→ Exercise details
Lay out the rows as a numbered list without any blank lines, from the first row below through the row that contains "country-border <box>409 912 486 1003</box>", and include both of those rows.

---+---

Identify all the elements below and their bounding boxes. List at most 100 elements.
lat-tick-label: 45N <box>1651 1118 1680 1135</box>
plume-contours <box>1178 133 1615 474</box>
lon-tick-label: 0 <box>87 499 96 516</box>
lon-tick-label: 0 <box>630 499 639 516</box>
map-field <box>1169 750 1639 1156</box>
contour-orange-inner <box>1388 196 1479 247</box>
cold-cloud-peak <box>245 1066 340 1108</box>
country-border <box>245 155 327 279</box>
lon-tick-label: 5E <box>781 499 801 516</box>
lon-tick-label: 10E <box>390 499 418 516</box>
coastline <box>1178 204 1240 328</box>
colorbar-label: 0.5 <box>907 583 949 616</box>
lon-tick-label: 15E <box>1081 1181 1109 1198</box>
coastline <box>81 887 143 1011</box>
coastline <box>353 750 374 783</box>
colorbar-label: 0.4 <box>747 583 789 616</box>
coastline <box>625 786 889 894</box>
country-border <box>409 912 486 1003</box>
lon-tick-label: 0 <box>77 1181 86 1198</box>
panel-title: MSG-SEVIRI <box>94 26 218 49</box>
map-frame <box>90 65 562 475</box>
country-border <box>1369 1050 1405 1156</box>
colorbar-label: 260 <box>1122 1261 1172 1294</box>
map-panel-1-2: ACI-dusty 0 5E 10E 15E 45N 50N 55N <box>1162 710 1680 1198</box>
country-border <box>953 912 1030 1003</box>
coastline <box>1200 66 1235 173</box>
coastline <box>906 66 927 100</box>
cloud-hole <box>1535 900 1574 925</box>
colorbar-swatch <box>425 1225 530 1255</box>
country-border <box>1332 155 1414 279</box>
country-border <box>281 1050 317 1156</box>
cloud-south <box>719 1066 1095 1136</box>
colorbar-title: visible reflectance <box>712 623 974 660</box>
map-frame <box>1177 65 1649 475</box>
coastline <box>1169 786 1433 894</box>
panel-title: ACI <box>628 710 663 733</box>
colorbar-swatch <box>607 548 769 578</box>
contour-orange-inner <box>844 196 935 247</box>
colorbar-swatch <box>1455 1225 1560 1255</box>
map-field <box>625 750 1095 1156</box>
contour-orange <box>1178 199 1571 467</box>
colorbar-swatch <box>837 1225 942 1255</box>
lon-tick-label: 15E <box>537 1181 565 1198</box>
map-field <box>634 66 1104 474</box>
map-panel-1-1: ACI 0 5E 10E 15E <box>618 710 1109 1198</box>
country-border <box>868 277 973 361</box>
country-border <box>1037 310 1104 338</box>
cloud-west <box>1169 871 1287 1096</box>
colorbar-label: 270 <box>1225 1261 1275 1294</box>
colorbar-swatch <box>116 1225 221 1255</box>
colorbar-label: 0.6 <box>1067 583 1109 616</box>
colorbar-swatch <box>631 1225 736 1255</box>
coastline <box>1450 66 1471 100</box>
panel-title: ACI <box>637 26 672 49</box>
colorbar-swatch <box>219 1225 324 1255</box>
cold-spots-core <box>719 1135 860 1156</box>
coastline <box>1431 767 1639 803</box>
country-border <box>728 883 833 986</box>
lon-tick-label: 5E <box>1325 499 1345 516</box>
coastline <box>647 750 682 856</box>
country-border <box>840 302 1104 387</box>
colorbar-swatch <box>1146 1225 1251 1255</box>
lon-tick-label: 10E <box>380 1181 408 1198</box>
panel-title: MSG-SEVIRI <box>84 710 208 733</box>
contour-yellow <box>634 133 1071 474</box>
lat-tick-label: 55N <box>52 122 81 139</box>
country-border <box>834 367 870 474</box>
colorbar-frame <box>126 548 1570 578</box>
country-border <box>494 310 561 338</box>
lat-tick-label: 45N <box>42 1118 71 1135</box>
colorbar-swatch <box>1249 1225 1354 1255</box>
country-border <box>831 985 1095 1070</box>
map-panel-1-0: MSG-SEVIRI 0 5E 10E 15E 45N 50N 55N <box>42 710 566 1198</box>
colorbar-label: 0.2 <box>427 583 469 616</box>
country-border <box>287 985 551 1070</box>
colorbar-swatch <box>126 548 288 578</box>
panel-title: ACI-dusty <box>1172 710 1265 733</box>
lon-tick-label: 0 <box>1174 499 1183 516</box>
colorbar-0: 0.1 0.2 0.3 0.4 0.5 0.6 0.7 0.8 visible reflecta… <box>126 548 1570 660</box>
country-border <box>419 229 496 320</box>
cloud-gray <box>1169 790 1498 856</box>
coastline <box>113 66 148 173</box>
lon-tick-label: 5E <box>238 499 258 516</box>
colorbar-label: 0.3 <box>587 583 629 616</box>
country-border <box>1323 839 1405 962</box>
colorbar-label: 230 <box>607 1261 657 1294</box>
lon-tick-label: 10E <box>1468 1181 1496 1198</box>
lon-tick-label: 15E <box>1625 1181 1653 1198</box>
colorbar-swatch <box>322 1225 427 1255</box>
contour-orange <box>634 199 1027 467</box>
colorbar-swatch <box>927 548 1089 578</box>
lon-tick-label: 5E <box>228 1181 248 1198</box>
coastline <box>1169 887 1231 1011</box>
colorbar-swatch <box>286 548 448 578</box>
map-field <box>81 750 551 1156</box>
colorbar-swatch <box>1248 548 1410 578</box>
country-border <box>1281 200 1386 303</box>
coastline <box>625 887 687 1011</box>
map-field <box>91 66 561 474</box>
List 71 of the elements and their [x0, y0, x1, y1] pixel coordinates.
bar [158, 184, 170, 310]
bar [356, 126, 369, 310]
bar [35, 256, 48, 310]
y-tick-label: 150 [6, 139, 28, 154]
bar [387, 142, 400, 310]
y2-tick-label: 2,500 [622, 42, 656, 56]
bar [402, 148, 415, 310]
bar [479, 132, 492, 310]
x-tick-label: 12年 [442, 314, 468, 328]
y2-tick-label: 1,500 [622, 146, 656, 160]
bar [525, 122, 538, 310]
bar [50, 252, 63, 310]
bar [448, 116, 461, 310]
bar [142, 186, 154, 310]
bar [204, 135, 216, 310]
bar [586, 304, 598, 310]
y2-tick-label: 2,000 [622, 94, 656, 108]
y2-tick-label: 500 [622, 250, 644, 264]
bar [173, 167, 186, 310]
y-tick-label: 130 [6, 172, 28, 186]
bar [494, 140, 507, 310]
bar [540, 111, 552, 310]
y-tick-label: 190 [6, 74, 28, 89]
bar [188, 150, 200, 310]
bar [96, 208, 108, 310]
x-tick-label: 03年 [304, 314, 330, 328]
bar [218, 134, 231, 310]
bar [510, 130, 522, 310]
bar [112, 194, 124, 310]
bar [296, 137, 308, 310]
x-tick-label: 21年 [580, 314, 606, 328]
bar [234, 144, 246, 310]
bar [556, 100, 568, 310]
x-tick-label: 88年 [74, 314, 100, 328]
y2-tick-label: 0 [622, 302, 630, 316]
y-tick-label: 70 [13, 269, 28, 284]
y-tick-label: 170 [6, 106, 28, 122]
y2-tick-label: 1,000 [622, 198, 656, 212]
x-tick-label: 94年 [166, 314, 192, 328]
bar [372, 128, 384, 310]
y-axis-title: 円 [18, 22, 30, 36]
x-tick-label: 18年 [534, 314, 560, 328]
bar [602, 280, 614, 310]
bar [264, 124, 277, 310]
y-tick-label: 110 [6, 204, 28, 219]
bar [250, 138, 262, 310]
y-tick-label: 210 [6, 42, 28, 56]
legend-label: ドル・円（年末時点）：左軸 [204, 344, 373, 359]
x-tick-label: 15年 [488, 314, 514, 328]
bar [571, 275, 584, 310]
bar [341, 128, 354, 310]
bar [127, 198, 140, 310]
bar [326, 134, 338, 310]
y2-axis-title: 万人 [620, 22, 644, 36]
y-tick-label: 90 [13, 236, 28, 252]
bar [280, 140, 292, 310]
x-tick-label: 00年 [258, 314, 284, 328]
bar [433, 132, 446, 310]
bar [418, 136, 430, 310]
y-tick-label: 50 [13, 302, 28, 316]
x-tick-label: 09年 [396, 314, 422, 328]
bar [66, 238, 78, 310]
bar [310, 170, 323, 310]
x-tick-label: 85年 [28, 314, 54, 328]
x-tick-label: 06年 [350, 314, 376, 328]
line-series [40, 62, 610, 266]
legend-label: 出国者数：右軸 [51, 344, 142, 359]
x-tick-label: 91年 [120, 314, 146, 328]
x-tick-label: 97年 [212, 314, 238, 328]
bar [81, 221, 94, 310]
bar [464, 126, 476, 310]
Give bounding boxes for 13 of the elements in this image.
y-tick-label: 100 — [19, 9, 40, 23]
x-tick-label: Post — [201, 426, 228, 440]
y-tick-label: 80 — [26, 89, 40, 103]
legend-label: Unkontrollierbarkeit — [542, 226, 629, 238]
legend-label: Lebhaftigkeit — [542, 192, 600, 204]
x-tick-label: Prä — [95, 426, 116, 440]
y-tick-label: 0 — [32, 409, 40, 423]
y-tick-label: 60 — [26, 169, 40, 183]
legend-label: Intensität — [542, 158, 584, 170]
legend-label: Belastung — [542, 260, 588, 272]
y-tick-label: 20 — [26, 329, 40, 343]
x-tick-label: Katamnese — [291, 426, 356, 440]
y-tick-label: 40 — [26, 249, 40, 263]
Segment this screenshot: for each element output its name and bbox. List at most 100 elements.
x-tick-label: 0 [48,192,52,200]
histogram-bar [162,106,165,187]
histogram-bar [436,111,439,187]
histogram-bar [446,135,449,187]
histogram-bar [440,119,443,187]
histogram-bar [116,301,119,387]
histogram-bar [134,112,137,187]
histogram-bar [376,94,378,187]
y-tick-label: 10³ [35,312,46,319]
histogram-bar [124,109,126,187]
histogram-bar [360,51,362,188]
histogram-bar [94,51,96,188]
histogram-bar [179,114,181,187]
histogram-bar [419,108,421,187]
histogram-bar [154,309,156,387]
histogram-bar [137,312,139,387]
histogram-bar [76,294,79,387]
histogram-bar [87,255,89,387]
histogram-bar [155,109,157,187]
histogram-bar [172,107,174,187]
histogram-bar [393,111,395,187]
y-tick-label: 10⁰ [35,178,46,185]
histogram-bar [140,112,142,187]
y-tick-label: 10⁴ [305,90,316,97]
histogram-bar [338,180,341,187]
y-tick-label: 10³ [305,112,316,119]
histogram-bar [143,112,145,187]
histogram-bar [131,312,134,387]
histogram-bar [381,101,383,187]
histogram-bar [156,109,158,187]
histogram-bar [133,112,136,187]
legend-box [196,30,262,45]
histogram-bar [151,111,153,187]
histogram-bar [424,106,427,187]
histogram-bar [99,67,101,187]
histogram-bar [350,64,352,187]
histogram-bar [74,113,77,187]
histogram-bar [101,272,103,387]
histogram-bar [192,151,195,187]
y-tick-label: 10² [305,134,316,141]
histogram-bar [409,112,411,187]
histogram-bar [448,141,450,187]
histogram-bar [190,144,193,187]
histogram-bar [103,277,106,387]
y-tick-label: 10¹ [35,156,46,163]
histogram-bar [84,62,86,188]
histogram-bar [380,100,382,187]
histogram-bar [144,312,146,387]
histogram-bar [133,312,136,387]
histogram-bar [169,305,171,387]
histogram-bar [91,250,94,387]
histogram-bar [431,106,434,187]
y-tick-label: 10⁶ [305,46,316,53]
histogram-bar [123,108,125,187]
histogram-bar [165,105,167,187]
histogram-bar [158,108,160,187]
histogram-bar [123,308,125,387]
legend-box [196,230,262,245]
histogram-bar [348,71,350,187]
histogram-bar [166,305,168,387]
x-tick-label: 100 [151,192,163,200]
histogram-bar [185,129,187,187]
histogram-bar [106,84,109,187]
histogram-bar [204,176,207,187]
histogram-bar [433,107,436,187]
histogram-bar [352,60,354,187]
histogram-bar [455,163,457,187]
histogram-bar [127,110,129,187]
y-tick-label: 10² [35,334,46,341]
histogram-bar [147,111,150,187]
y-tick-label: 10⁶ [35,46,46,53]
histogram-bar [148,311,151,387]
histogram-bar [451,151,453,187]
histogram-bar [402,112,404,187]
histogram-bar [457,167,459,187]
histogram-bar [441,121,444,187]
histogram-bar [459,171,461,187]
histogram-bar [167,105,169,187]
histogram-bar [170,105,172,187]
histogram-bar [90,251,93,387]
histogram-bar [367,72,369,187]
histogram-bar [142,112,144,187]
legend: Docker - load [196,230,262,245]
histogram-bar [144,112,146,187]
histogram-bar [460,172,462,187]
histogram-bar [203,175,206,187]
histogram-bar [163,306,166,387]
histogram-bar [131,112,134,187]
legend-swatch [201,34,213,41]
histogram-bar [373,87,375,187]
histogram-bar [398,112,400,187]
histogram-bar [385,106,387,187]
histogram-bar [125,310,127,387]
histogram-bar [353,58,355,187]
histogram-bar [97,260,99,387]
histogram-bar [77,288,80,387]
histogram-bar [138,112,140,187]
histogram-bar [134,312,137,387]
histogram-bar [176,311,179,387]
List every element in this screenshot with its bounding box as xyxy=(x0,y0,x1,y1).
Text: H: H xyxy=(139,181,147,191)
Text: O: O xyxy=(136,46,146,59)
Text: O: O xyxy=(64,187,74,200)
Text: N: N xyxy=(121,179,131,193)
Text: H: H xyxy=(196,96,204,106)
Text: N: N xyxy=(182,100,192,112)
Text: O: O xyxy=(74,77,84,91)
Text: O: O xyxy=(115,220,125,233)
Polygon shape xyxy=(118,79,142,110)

---+---

→ Solution to this task
1. Identify all the elements below and their bounding boxes. List at most 100 elements.
2. lat-tick-label: 45N <box>1651 1118 1680 1135</box>
3. plume-contours <box>1178 133 1615 474</box>
4. lon-tick-label: 0 <box>87 499 96 516</box>
5. lon-tick-label: 0 <box>630 499 639 516</box>
6. map-field <box>1169 750 1639 1156</box>
7. contour-orange-inner <box>1388 196 1479 247</box>
8. cold-cloud-peak <box>245 1066 340 1108</box>
9. country-border <box>245 155 327 279</box>
10. lon-tick-label: 5E <box>781 499 801 516</box>
11. lon-tick-label: 10E <box>390 499 418 516</box>
12. coastline <box>1178 204 1240 328</box>
13. colorbar-label: 0.5 <box>907 583 949 616</box>
14. lon-tick-label: 15E <box>1081 1181 1109 1198</box>
15. coastline <box>81 887 143 1011</box>
16. coastline <box>353 750 374 783</box>
17. colorbar-label: 0.4 <box>747 583 789 616</box>
18. coastline <box>625 786 889 894</box>
19. country-border <box>409 912 486 1003</box>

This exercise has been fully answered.